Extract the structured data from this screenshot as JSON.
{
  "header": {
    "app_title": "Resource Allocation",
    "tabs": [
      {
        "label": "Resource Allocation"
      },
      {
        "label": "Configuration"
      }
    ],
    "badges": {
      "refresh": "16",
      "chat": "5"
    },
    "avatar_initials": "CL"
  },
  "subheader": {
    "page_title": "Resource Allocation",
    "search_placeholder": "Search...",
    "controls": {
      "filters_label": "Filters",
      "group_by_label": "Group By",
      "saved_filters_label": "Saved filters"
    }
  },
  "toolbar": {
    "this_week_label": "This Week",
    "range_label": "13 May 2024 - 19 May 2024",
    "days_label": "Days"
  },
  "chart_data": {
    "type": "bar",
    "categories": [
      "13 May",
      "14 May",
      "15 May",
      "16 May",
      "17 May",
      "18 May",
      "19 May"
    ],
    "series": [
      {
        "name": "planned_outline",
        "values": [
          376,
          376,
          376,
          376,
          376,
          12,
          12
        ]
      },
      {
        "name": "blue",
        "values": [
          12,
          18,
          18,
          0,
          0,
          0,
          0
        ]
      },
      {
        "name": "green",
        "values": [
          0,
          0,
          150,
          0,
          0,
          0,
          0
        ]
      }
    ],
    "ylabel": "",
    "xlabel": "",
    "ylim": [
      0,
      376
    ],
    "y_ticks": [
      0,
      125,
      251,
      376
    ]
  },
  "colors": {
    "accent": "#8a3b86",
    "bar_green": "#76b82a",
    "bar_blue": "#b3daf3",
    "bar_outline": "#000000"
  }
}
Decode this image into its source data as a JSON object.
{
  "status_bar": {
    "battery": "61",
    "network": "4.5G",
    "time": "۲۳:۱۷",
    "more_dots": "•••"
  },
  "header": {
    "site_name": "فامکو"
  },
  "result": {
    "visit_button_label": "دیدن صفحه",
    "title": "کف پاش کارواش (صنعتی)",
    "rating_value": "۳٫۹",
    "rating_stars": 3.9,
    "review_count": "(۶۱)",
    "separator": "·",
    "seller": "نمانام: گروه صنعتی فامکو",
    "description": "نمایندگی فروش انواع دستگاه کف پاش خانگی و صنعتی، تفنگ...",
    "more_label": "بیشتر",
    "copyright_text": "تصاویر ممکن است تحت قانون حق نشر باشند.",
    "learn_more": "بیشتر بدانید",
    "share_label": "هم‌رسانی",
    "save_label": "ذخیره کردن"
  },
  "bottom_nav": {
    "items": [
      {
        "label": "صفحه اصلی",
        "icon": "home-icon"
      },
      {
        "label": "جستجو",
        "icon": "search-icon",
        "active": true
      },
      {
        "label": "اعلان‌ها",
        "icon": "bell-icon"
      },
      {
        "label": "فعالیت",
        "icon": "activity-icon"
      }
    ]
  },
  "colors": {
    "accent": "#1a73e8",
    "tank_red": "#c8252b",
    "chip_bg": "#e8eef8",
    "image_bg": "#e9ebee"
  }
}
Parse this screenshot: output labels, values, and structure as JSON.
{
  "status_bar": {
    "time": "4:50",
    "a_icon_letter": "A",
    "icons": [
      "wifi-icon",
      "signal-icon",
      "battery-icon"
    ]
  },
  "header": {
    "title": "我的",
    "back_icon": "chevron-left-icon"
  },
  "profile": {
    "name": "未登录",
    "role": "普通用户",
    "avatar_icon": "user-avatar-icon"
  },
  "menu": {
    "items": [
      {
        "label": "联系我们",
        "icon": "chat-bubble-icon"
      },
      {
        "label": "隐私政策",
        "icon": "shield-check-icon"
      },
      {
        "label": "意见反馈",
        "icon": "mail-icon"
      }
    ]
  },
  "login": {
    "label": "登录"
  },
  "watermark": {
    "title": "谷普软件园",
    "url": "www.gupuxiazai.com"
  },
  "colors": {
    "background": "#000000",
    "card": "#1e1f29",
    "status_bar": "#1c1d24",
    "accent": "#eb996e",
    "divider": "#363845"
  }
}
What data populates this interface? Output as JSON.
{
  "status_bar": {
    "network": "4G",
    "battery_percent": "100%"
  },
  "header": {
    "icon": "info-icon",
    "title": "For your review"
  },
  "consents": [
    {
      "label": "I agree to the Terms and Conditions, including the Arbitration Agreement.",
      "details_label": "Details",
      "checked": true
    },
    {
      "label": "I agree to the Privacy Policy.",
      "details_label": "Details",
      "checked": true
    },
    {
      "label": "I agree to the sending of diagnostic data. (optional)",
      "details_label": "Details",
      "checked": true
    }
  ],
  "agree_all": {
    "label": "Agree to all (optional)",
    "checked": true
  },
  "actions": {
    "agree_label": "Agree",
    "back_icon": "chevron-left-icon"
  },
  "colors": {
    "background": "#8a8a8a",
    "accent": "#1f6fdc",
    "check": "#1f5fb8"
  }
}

### Exercise description
Repeat the listing above without any change.

### Finished exercise
Extract the structured data from this screenshot as JSON.
{
  "header": {
    "app_title": "Resource Allocation",
    "tabs": [
      {
        "label": "Resource Allocation"
      },
      {
        "label": "Configuration"
      }
    ],
    "badges": {
      "refresh": "16",
      "chat": "5"
    },
    "avatar_initials": "CL"
  },
  "subheader": {
    "page_title": "Resource Allocation",
    "search_placeholder": "Search...",
    "controls": {
      "filters_label": "Filters",
      "group_by_label": "Group By",
      "saved_filters_label": "Saved filters"
    }
  },
  "toolbar": {
    "this_week_label": "This Week",
    "range_label": "13 May 2024 - 19 May 2024",
    "days_label": "Days"
  },
  "chart_data": {
    "type": "bar",
    "categories": [
      "13 May",
      "14 May",
      "15 May",
      "16 May",
      "17 May",
      "18 May",
      "19 May"
    ],
    "series": [
      {
        "name": "planned_outline",
        "values": [
          376,
          376,
          376,
          376,
          376,
          12,
          12
        ]
      },
      {
        "name": "blue",
        "values": [
          12,
          18,
          18,
          0,
          0,
          0,
          0
        ]
      },
      {
        "name": "green",
        "values": [
          0,
          0,
          150,
          0,
          0,
          0,
          0
        ]
      }
    ],
    "ylabel": "",
    "xlabel": "",
    "ylim": [
      0,
      376
    ],
    "y_ticks": [
      0,
      125,
      251,
      376
    ]
  },
  "colors": {
    "accent": "#8a3b86",
    "bar_green": "#76b82a",
    "bar_blue": "#b3daf3",
    "bar_outline": "#000000"
  }
}
Decode this image into its source data as a JSON object.
{
  "status_bar": {
    "battery": "61",
    "network": "4.5G",
    "time": "۲۳:۱۷",
    "more_dots": "•••"
  },
  "header": {
    "site_name": "فامکو"
  },
  "result": {
    "visit_button_label": "دیدن صفحه",
    "title": "کف پاش کارواش (صنعتی)",
    "rating_value": "۳٫۹",
    "rating_stars": 3.9,
    "review_count": "(۶۱)",
    "separator": "·",
    "seller": "نمانام: گروه صنعتی فامکو",
    "description": "نمایندگی فروش انواع دستگاه کف پاش خانگی و صنعتی، تفنگ...",
    "more_label": "بیشتر",
    "copyright_text": "تصاویر ممکن است تحت قانون حق نشر باشند.",
    "learn_more": "بیشتر بدانید",
    "share_label": "هم‌رسانی",
    "save_label": "ذخیره کردن"
  },
  "bottom_nav": {
    "items": [
      {
        "label": "صفحه اصلی",
        "icon": "home-icon"
      },
      {
        "label": "جستجو",
        "icon": "search-icon",
        "active": true
      },
      {
        "label": "اعلان‌ها",
        "icon": "bell-icon"
      },
      {
        "label": "فعالیت",
        "icon": "activity-icon"
      }
    ]
  },
  "colors": {
    "accent": "#1a73e8",
    "tank_red": "#c8252b",
    "chip_bg": "#e8eef8",
    "image_bg": "#e9ebee"
  }
}
Parse this screenshot: output labels, values, and structure as JSON.
{
  "status_bar": {
    "time": "4:50",
    "a_icon_letter": "A",
    "icons": [
      "wifi-icon",
      "signal-icon",
      "battery-icon"
    ]
  },
  "header": {
    "title": "我的",
    "back_icon": "chevron-left-icon"
  },
  "profile": {
    "name": "未登录",
    "role": "普通用户",
    "avatar_icon": "user-avatar-icon"
  },
  "menu": {
    "items": [
      {
        "label": "联系我们",
        "icon": "chat-bubble-icon"
      },
      {
        "label": "隐私政策",
        "icon": "shield-check-icon"
      },
      {
        "label": "意见反馈",
        "icon": "mail-icon"
      }
    ]
  },
  "login": {
    "label": "登录"
  },
  "watermark": {
    "title": "谷普软件园",
    "url": "www.gupuxiazai.com"
  },
  "colors": {
    "background": "#000000",
    "card": "#1e1f29",
    "status_bar": "#1c1d24",
    "accent": "#eb996e",
    "divider": "#363845"
  }
}
What data populates this interface? Output as JSON.
{
  "status_bar": {
    "network": "4G",
    "battery_percent": "100%"
  },
  "header": {
    "icon": "info-icon",
    "title": "For your review"
  },
  "consents": [
    {
      "label": "I agree to the Terms and Conditions, including the Arbitration Agreement.",
      "details_label": "Details",
      "checked": true
    },
    {
      "label": "I agree to the Privacy Policy.",
      "details_label": "Details",
      "checked": true
    },
    {
      "label": "I agree to the sending of diagnostic data. (optional)",
      "details_label": "Details",
      "checked": true
    }
  ],
  "agree_all": {
    "label": "Agree to all (optional)",
    "checked": true
  },
  "actions": {
    "agree_label": "Agree",
    "back_icon": "chevron-left-icon"
  },
  "colors": {
    "background": "#8a8a8a",
    "accent": "#1f6fdc",
    "check": "#1f5fb8"
  }
}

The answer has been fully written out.